* Begin *
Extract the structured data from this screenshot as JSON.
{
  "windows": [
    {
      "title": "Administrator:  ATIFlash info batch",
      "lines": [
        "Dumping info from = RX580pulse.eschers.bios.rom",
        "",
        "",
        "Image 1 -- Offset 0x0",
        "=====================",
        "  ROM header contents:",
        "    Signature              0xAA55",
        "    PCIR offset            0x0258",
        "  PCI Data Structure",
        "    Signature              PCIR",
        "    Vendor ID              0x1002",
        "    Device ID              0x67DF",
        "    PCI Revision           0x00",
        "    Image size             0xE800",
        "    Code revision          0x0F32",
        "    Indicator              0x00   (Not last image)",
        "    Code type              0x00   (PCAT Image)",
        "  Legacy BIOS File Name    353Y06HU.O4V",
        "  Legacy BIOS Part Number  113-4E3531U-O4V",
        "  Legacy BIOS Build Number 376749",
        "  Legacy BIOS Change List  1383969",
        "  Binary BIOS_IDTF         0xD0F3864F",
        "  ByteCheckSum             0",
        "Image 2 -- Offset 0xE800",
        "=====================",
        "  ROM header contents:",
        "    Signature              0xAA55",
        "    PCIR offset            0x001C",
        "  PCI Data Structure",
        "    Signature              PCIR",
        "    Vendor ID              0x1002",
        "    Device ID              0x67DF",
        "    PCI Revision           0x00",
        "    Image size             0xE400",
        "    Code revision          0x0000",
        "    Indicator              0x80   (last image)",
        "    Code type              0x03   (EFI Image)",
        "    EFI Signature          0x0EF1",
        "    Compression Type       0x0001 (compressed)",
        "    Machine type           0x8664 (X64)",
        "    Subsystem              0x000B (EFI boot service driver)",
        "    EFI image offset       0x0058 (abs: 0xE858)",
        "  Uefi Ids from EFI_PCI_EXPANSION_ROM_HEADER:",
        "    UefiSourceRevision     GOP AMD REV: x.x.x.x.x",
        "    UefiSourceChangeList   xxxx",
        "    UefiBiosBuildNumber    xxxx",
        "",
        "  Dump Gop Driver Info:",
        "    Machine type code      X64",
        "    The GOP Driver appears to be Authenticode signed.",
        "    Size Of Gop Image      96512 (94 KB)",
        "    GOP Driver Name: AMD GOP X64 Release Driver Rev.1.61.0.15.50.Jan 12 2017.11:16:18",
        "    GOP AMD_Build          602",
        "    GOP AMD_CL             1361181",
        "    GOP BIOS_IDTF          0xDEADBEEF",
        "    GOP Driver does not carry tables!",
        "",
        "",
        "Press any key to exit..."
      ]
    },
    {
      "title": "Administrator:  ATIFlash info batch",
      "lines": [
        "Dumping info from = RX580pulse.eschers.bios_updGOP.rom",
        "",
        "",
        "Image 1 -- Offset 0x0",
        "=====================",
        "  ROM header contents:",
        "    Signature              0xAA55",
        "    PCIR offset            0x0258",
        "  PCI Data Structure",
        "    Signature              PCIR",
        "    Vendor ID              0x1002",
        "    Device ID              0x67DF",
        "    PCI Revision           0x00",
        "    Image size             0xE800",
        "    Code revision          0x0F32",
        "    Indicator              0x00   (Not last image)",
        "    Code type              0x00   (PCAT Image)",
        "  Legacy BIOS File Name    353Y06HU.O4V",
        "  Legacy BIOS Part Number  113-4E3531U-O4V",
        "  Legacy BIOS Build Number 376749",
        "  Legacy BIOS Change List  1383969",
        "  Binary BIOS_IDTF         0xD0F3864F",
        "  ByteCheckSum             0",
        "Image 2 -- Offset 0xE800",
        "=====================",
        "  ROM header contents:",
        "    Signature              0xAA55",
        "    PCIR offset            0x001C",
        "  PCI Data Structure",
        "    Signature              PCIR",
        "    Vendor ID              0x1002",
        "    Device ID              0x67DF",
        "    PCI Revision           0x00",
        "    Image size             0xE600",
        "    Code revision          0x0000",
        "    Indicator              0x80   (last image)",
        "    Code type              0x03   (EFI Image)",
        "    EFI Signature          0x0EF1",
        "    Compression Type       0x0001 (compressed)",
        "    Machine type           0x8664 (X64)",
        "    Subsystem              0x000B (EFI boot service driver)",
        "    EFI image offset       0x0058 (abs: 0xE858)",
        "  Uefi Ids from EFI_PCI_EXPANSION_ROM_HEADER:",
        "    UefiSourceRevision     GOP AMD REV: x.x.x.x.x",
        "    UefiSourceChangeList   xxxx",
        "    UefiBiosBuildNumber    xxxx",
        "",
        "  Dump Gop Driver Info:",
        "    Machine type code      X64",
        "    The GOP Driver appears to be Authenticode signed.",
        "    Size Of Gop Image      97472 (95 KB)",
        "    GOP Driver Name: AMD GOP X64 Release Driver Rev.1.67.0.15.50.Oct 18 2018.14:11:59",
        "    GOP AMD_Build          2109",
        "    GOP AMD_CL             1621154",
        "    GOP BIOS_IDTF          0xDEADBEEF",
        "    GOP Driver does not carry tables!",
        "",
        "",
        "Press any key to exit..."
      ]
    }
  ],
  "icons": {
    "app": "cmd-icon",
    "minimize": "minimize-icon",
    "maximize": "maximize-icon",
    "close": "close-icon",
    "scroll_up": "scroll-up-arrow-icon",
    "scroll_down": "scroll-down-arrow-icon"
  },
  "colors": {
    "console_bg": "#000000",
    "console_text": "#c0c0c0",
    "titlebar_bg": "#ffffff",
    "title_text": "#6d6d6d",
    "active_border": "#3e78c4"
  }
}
* End *
- _WHAT THE EXERCISE ASKS_: Take the lines above and print them exactly.

- _SOLUTION BELOW_:
Extract the structured data from this screenshot as JSON.
{
  "windows": [
    {
      "title": "Administrator:  ATIFlash info batch",
      "lines": [
        "Dumping info from = RX580pulse.eschers.bios.rom",
        "",
        "",
        "Image 1 -- Offset 0x0",
        "=====================",
        "  ROM header contents:",
        "    Signature              0xAA55",
        "    PCIR offset            0x0258",
        "  PCI Data Structure",
        "    Signature              PCIR",
        "    Vendor ID              0x1002",
        "    Device ID              0x67DF",
        "    PCI Revision           0x00",
        "    Image size             0xE800",
        "    Code revision          0x0F32",
        "    Indicator              0x00   (Not last image)",
        "    Code type              0x00   (PCAT Image)",
        "  Legacy BIOS File Name    353Y06HU.O4V",
        "  Legacy BIOS Part Number  113-4E3531U-O4V",
        "  Legacy BIOS Build Number 376749",
        "  Legacy BIOS Change List  1383969",
        "  Binary BIOS_IDTF         0xD0F3864F",
        "  ByteCheckSum             0",
        "Image 2 -- Offset 0xE800",
        "=====================",
        "  ROM header contents:",
        "    Signature              0xAA55",
        "    PCIR offset            0x001C",
        "  PCI Data Structure",
        "    Signature              PCIR",
        "    Vendor ID              0x1002",
        "    Device ID              0x67DF",
        "    PCI Revision           0x00",
        "    Image size             0xE400",
        "    Code revision          0x0000",
        "    Indicator              0x80   (last image)",
        "    Code type              0x03   (EFI Image)",
        "    EFI Signature          0x0EF1",
        "    Compression Type       0x0001 (compressed)",
        "    Machine type           0x8664 (X64)",
        "    Subsystem              0x000B (EFI boot service driver)",
        "    EFI image offset       0x0058 (abs: 0xE858)",
        "  Uefi Ids from EFI_PCI_EXPANSION_ROM_HEADER:",
        "    UefiSourceRevision     GOP AMD REV: x.x.x.x.x",
        "    UefiSourceChangeList   xxxx",
        "    UefiBiosBuildNumber    xxxx",
        "",
        "  Dump Gop Driver Info:",
        "    Machine type code      X64",
        "    The GOP Driver appears to be Authenticode signed.",
        "    Size Of Gop Image      96512 (94 KB)",
        "    GOP Driver Name: AMD GOP X64 Release Driver Rev.1.61.0.15.50.Jan 12 2017.11:16:18",
        "    GOP AMD_Build          602",
        "    GOP AMD_CL             1361181",
        "    GOP BIOS_IDTF          0xDEADBEEF",
        "    GOP Driver does not carry tables!",
        "",
        "",
        "Press any key to exit..."
      ]
    },
    {
      "title": "Administrator:  ATIFlash info batch",
      "lines": [
        "Dumping info from = RX580pulse.eschers.bios_updGOP.rom",
        "",
        "",
        "Image 1 -- Offset 0x0",
        "=====================",
        "  ROM header contents:",
        "    Signature              0xAA55",
        "    PCIR offset            0x0258",
        "  PCI Data Structure",
        "    Signature              PCIR",
        "    Vendor ID              0x1002",
        "    Device ID              0x67DF",
        "    PCI Revision           0x00",
        "    Image size             0xE800",
        "    Code revision          0x0F32",
        "    Indicator              0x00   (Not last image)",
        "    Code type              0x00   (PCAT Image)",
        "  Legacy BIOS File Name    353Y06HU.O4V",
        "  Legacy BIOS Part Number  113-4E3531U-O4V",
        "  Legacy BIOS Build Number 376749",
        "  Legacy BIOS Change List  1383969",
        "  Binary BIOS_IDTF         0xD0F3864F",
        "  ByteCheckSum             0",
        "Image 2 -- Offset 0xE800",
        "=====================",
        "  ROM header contents:",
        "    Signature              0xAA55",
        "    PCIR offset            0x001C",
        "  PCI Data Structure",
        "    Signature              PCIR",
        "    Vendor ID              0x1002",
        "    Device ID              0x67DF",
        "    PCI Revision           0x00",
        "    Image size             0xE600",
        "    Code revision          0x0000",
        "    Indicator              0x80   (last image)",
        "    Code type              0x03   (EFI Image)",
        "    EFI Signature          0x0EF1",
        "    Compression Type       0x0001 (compressed)",
        "    Machine type           0x8664 (X64)",
        "    Subsystem              0x000B (EFI boot service driver)",
        "    EFI image offset       0x0058 (abs: 0xE858)",
        "  Uefi Ids from EFI_PCI_EXPANSION_ROM_HEADER:",
        "    UefiSourceRevision     GOP AMD REV: x.x.x.x.x",
        "    UefiSourceChangeList   xxxx",
        "    UefiBiosBuildNumber    xxxx",
        "",
        "  Dump Gop Driver Info:",
        "    Machine type code      X64",
        "    The GOP Driver appears to be Authenticode signed.",
        "    Size Of Gop Image      97472 (95 KB)",
        "    GOP Driver Name: AMD GOP X64 Release Driver Rev.1.67.0.15.50.Oct 18 2018.14:11:59",
        "    GOP AMD_Build          2109",
        "    GOP AMD_CL             1621154",
        "    GOP BIOS_IDTF          0xDEADBEEF",
        "    GOP Driver does not carry tables!",
        "",
        "",
        "Press any key to exit..."
      ]
    }
  ],
  "icons": {
    "app": "cmd-icon",
    "minimize": "minimize-icon",
    "maximize": "maximize-icon",
    "close": "close-icon",
    "scroll_up": "scroll-up-arrow-icon",
    "scroll_down": "scroll-down-arrow-icon"
  },
  "colors": {
    "console_bg": "#000000",
    "console_text": "#c0c0c0",
    "titlebar_bg": "#ffffff",
    "title_text": "#6d6d6d",
    "active_border": "#3e78c4"
  }
}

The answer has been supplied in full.